- **Records for processing**:

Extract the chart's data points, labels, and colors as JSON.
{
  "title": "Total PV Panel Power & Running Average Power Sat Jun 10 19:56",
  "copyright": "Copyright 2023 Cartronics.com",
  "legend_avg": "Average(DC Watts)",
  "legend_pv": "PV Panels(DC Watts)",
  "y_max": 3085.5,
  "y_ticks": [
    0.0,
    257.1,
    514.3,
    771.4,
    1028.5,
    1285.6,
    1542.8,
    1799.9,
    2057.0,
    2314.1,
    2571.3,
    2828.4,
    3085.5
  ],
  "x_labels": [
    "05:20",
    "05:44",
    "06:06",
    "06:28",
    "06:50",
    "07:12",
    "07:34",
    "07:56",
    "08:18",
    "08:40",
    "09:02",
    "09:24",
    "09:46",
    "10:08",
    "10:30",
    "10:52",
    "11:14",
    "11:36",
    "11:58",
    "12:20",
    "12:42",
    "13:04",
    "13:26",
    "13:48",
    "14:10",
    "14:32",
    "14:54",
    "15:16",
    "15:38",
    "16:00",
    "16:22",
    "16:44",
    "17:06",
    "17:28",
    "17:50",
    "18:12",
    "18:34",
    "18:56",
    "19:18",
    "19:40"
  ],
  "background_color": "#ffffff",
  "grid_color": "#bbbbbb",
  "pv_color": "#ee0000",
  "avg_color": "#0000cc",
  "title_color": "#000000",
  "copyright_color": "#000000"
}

- **Your objective**: Read the data above. Pull out each line in which the string "Watts" appears.

- **Result for this task**:
  "legend_avg": "Average(DC Watts)",
  "legend_pv": "PV Panels(DC Watts)",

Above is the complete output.